** START OF STORED RECORDS **

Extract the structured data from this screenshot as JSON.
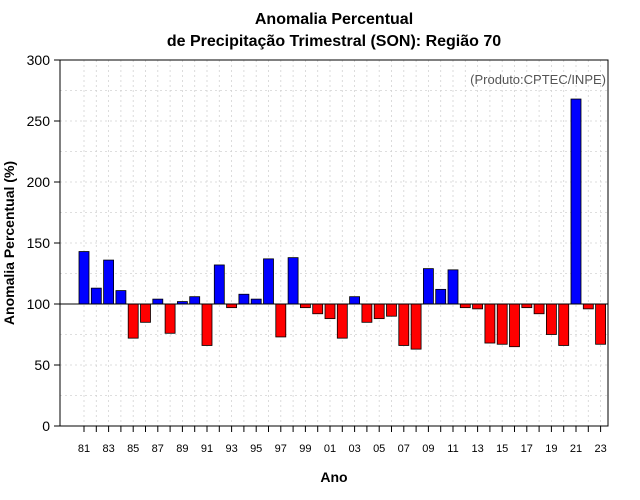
{
  "chart_data": {
    "type": "bar",
    "title_line1": "Anomalia Percentual",
    "title_line2": "de Precipitação Trimestral (SON): Região 70",
    "xlabel": "Ano",
    "ylabel": "Anomalia Percentual (%)",
    "annotation": "(Produto:CPTEC/INPE)",
    "baseline": 100,
    "ylim": [
      0,
      300
    ],
    "yticks": [
      0,
      50,
      100,
      150,
      200,
      250,
      300
    ],
    "categories": [
      "81",
      "82",
      "83",
      "84",
      "85",
      "86",
      "87",
      "88",
      "89",
      "90",
      "91",
      "92",
      "93",
      "94",
      "95",
      "96",
      "97",
      "98",
      "99",
      "00",
      "01",
      "02",
      "03",
      "04",
      "05",
      "06",
      "07",
      "08",
      "09",
      "10",
      "11",
      "12",
      "13",
      "14",
      "15",
      "16",
      "17",
      "18",
      "19",
      "20",
      "21",
      "22",
      "23"
    ],
    "xtick_labels": [
      "81",
      "83",
      "85",
      "87",
      "89",
      "91",
      "93",
      "95",
      "97",
      "99",
      "01",
      "03",
      "05",
      "07",
      "09",
      "11",
      "13",
      "15",
      "17",
      "19",
      "21",
      "23"
    ],
    "values": [
      143,
      113,
      136,
      111,
      72,
      85,
      104,
      76,
      102,
      106,
      66,
      132,
      97,
      108,
      104,
      137,
      73,
      138,
      97,
      92,
      88,
      72,
      106,
      85,
      88,
      90,
      66,
      63,
      129,
      112,
      128,
      97,
      96,
      68,
      67,
      65,
      97,
      92,
      75,
      66,
      268,
      96,
      67
    ],
    "colors": {
      "above": "#0000ff",
      "below": "#ff0000",
      "grid": "#d3d3d3",
      "axis": "#000000"
    }
  }
}
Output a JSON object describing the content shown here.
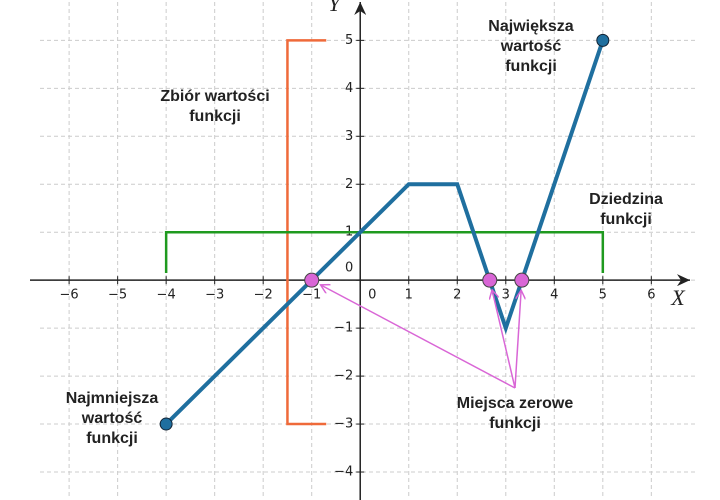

** END OF STORED RECORDS **

- OBJECTIVE
Provide only the count of lines in the data above that include the string "Percentual".

- EXERCISE ANSWER
2